— start of GIVEN DATA —

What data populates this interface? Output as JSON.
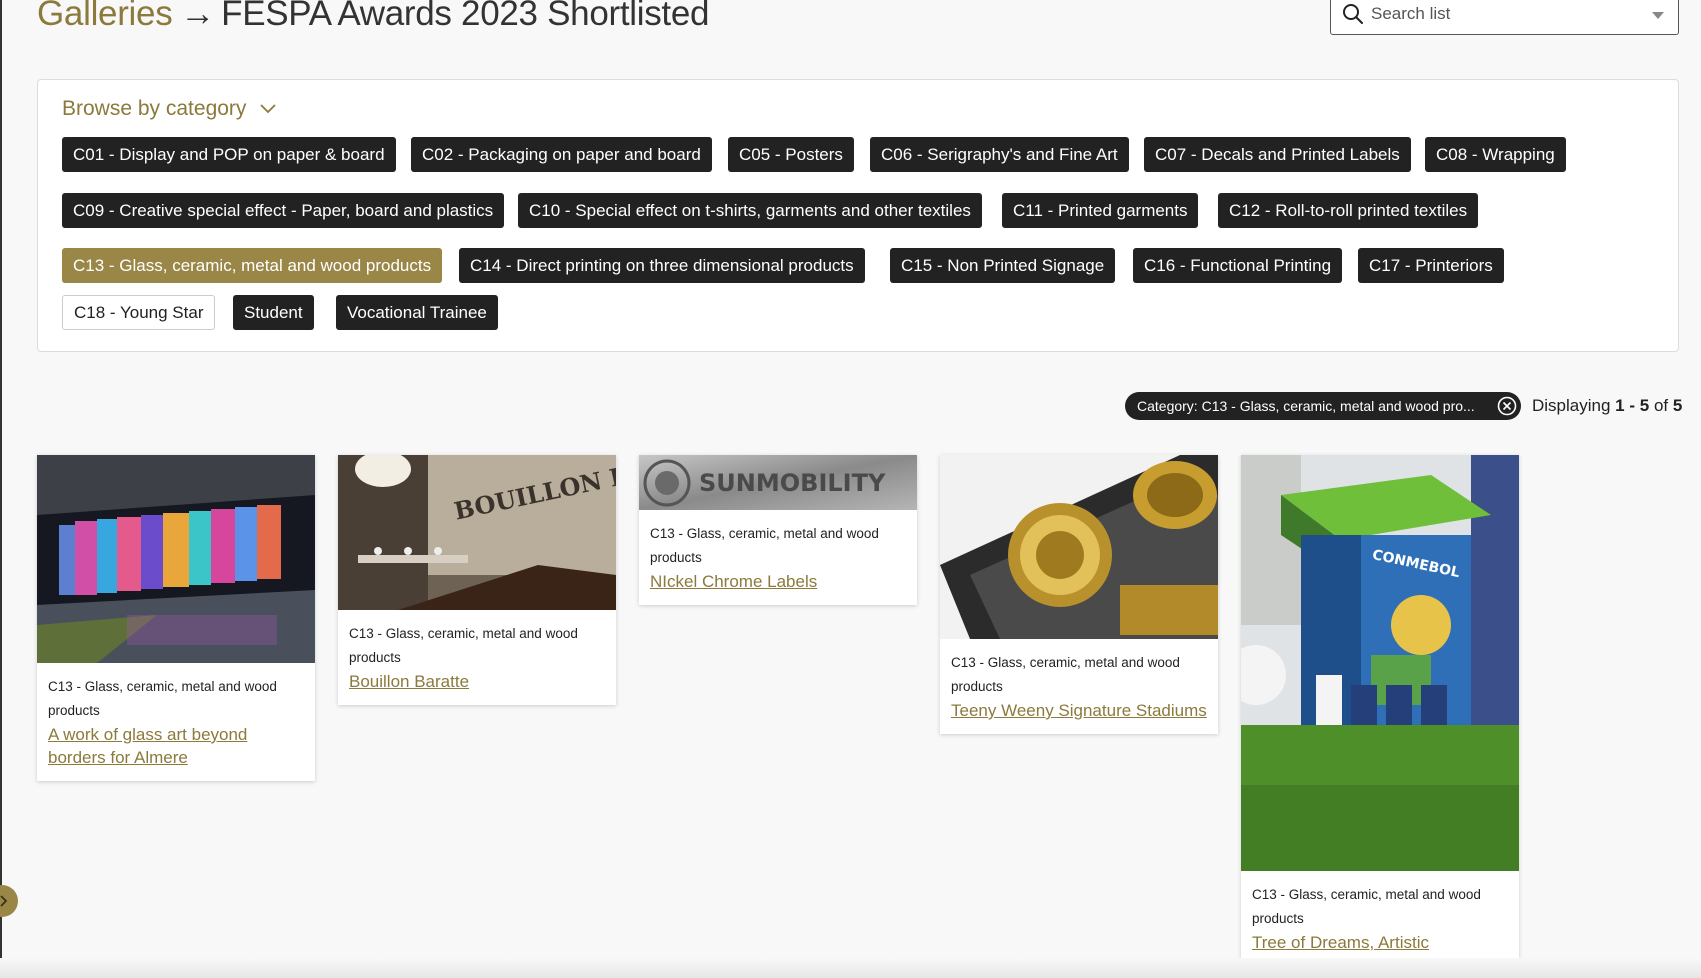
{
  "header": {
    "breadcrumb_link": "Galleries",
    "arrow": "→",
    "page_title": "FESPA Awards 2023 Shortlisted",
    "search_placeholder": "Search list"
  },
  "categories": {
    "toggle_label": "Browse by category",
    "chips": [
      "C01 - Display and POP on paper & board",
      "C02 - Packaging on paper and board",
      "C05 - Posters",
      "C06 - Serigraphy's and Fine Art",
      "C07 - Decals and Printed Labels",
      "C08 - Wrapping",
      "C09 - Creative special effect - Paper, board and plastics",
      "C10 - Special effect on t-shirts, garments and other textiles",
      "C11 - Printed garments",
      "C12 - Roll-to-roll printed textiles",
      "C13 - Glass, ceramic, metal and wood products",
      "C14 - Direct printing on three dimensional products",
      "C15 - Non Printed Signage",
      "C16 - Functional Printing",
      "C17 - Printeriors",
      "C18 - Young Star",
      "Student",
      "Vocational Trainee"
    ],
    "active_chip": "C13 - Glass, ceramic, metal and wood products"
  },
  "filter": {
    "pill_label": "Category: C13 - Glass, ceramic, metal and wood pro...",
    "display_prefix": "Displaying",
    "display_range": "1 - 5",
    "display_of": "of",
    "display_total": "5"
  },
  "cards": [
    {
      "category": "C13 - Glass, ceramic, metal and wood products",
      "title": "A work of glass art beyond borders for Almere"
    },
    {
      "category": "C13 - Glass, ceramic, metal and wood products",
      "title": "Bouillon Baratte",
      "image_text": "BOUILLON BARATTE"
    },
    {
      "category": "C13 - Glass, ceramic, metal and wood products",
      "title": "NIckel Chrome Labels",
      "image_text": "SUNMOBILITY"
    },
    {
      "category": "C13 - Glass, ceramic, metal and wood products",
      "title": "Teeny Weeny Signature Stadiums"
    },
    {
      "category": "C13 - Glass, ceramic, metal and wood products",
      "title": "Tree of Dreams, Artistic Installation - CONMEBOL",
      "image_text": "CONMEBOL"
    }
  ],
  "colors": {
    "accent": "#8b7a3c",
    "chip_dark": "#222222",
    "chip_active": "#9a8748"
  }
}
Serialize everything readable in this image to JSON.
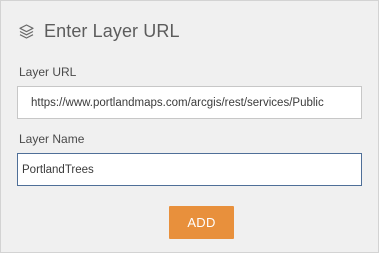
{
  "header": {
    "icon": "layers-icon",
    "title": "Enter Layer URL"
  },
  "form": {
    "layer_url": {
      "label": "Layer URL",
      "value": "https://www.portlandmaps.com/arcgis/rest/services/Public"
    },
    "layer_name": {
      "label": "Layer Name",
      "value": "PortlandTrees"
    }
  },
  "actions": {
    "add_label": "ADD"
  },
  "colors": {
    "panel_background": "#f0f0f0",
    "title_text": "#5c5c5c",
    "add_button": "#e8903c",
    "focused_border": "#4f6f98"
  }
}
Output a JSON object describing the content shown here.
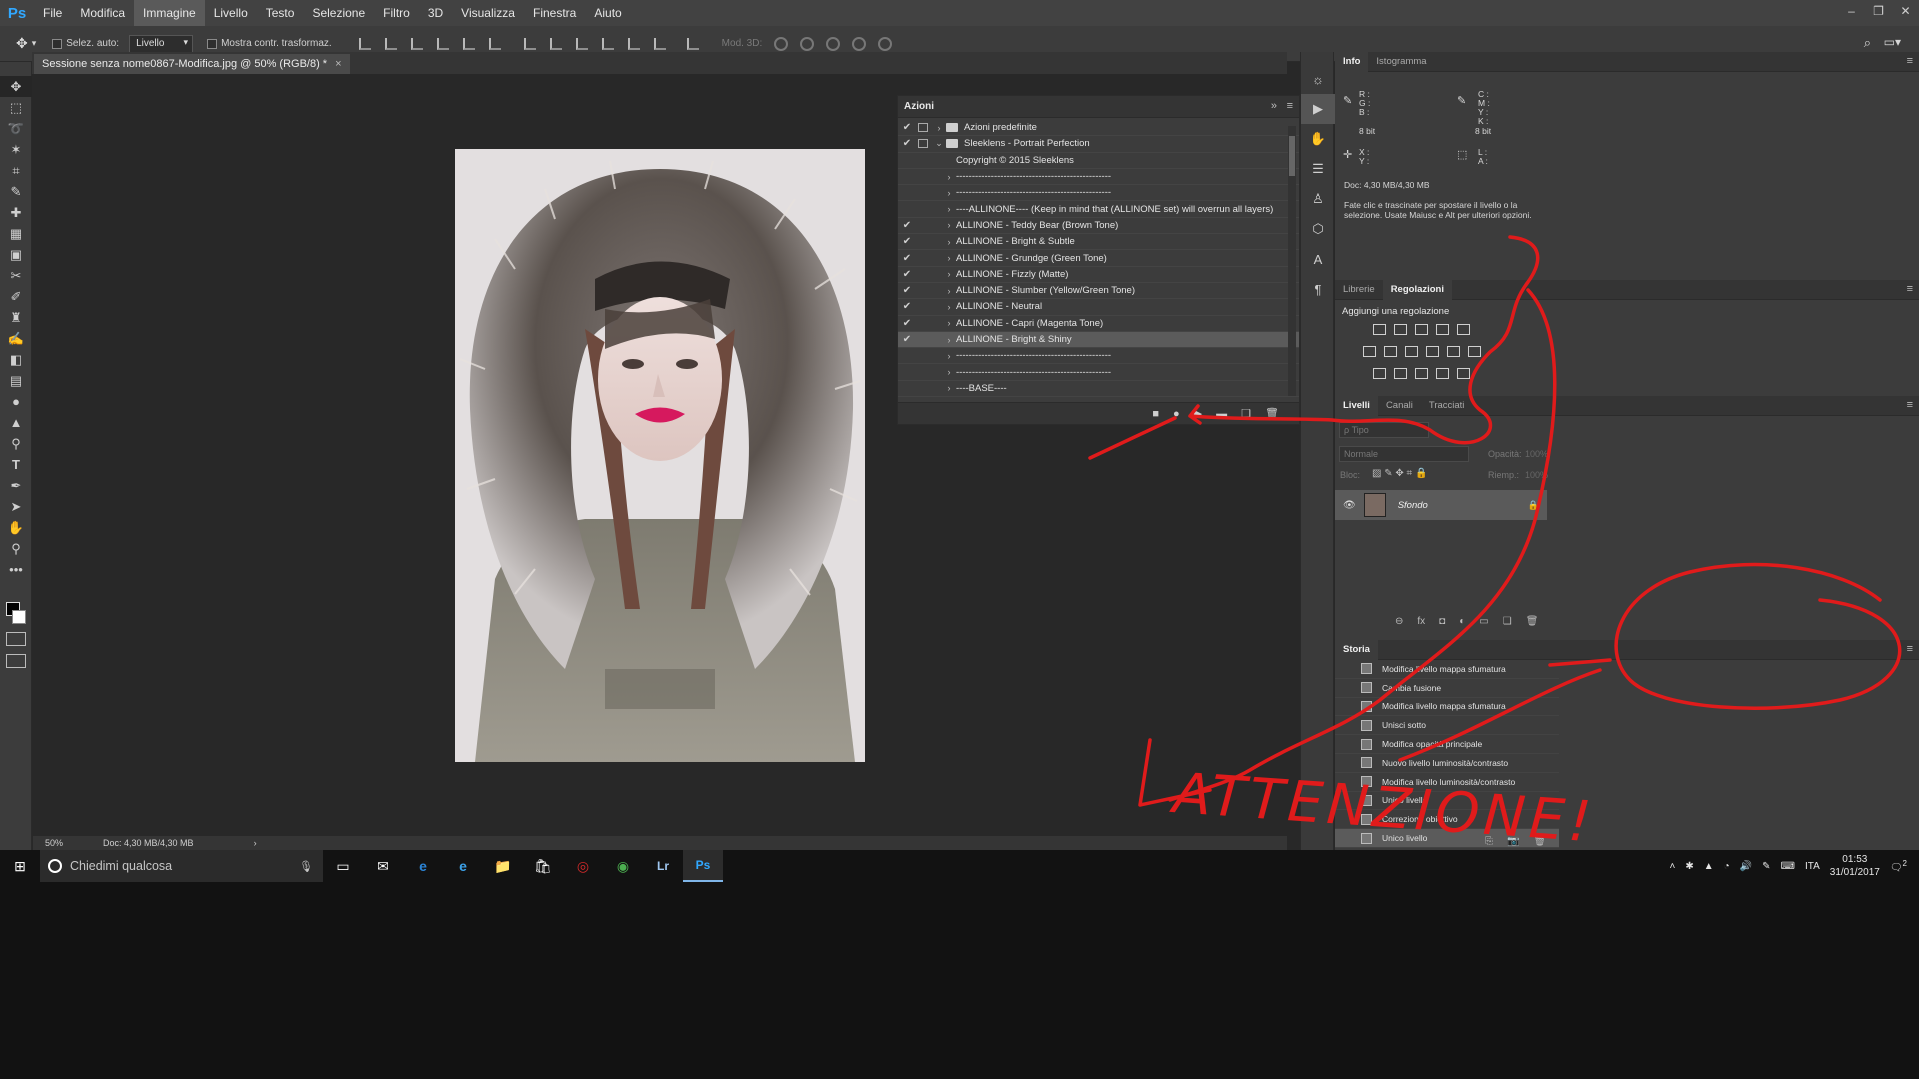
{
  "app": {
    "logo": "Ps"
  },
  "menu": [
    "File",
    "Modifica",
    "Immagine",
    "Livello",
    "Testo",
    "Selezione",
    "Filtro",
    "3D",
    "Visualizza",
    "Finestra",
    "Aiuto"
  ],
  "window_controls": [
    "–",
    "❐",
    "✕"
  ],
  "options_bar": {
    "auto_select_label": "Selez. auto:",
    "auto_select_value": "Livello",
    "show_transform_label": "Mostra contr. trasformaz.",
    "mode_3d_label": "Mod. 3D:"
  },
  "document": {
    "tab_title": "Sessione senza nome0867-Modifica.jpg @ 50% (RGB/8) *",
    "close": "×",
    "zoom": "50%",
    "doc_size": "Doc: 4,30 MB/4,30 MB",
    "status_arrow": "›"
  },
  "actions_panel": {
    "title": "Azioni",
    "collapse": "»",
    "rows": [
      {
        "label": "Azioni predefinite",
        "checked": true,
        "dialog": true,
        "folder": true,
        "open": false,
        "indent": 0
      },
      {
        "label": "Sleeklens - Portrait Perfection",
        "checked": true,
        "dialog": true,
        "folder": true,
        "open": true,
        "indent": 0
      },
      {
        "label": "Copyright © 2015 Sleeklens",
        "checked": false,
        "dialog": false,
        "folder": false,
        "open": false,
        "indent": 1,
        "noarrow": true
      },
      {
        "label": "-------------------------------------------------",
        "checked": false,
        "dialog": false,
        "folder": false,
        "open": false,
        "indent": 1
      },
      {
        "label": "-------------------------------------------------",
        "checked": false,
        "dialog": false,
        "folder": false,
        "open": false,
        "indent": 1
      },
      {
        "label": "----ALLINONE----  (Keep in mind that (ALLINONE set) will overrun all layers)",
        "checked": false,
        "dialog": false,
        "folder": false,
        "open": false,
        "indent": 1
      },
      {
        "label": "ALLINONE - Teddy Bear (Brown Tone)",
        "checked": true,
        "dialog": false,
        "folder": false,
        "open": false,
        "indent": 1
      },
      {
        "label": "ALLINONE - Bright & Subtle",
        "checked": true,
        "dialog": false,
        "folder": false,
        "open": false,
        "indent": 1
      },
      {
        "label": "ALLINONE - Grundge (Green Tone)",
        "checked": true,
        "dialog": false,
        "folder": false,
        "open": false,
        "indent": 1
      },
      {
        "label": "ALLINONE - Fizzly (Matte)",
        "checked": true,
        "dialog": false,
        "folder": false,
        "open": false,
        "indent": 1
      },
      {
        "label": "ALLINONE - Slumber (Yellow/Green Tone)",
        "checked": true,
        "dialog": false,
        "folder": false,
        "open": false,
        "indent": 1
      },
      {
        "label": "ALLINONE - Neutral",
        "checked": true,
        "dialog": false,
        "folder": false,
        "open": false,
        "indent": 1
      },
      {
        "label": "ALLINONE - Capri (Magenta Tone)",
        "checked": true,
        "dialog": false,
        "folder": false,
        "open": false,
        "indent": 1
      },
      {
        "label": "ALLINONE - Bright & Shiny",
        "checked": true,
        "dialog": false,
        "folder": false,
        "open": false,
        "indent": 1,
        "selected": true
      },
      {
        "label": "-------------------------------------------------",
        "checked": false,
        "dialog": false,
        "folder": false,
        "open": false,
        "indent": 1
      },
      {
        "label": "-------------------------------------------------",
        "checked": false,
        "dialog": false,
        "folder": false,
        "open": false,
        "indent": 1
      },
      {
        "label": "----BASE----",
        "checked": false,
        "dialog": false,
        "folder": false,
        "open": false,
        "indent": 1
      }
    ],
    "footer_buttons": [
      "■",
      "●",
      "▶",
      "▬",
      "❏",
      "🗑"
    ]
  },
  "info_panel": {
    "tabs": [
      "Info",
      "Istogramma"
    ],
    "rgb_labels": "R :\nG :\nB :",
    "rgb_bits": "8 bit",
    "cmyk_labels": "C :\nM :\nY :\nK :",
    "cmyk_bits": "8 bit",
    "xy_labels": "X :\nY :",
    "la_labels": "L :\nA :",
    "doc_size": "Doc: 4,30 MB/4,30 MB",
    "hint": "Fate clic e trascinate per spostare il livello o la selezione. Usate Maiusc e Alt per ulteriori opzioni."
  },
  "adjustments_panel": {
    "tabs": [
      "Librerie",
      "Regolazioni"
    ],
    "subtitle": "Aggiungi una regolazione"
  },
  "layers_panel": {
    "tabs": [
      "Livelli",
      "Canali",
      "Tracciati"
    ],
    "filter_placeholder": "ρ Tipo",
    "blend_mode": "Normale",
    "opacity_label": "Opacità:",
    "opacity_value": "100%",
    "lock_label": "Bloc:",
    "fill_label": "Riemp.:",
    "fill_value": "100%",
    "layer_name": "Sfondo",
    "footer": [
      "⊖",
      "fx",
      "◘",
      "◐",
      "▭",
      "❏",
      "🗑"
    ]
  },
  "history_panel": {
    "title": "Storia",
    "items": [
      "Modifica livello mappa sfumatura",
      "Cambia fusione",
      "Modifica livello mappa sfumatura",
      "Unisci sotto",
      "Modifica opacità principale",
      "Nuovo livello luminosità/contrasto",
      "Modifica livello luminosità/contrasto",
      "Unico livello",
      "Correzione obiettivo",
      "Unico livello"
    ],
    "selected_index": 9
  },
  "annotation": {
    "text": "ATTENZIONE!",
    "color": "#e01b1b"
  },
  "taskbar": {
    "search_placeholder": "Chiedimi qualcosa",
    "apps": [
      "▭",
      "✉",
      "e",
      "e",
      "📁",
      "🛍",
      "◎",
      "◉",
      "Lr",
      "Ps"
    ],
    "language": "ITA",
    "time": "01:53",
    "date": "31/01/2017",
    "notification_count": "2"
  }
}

— end of GIVEN DATA —

*STATED EXERCISE*: In the records above, how many lines hold the string "JSON"? Reply with only the number.

*THE COMPLETED TASK*: 3